* Aim of the exercise *
Go through the data below and copy it exactly, skipping every picture.

* Material provided *
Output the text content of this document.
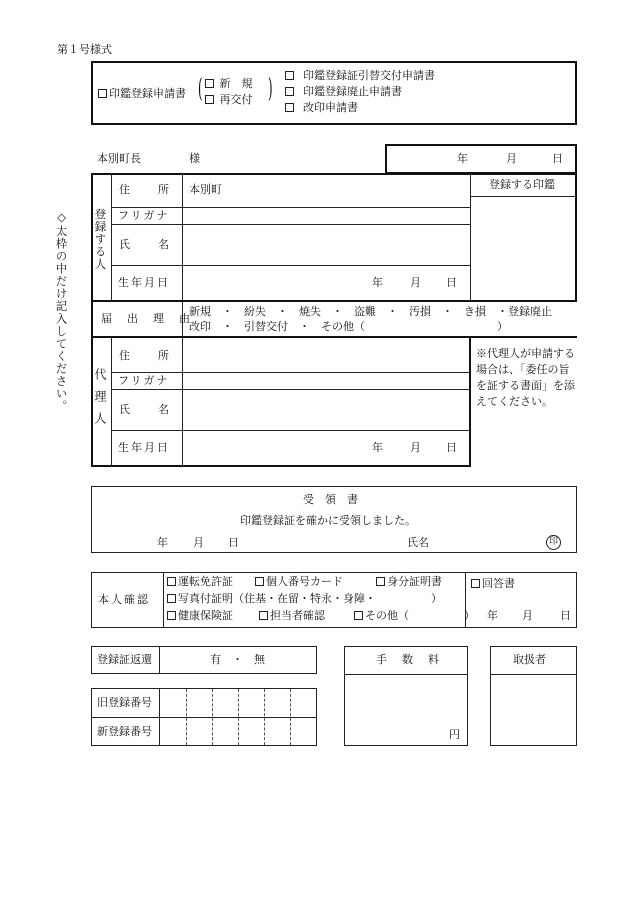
第１号様式
印鑑登録申請書 (	新　規
再交付 )	印鑑登録証引替交付申請書
印鑑登録廃止申請書
改印申請書
本別町長	様	年	月	日
◇太枠の中だけ記入してください。 登録する人
住　　所 本別町
フリガナ
氏　　名
生年月日	年 月 日
登録する印鑑
届　出　理　由
新規　・　紛失　・　焼失　・　盗難　・　汚損　・　き損　・登録廃止
改印　・　引替交付　・　その他（　　　　　　　　　　　　）
代理人
住　　所
フリガナ
氏　　名
生年月日	年 月 日
※代理人が申請する場合は、「委任の旨を証する書面」を添えてください。
受　領　書
印鑑登録証を確かに受領しました。
年 月 日	氏名	印
本人確認
運転免許証	個人番号カード	身分証明書
写真付証明（住基・在留・特永・身障・　　　　　）
健康保険証	担当者確認	その他（　　　　　）
回答書
年 月 日
登録証返還	有　・　無
旧登録番号
新登録番号
手　数　料
円
取扱者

* Worked answer *
Output the text content of this document.
第１号様式
印鑑登録申請書 (	新　規
再交付 )	印鑑登録証引替交付申請書
印鑑登録廃止申請書
改印申請書
本別町長	様	年	月	日
◇太枠の中だけ記入してください。 登録する人
住　　所 本別町
フリガナ
氏　　名
生年月日	年 月 日
登録する印鑑
届　出　理　由
新規　・　紛失　・　焼失　・　盗難　・　汚損　・　き損　・登録廃止
改印　・　引替交付　・　その他（　　　　　　　　　　　　）
代理人
住　　所
フリガナ
氏　　名
生年月日	年 月 日
※代理人が申請する場合は、「委任の旨を証する書面」を添えてください。
受　領　書
印鑑登録証を確かに受領しました。
年 月 日	氏名	印
本人確認
運転免許証	個人番号カード	身分証明書
写真付証明（住基・在留・特永・身障・　　　　　）
健康保険証	担当者確認	その他（　　　　　）
回答書
年 月 日
登録証返還	有　・　無
旧登録番号
新登録番号
手　数　料
円
取扱者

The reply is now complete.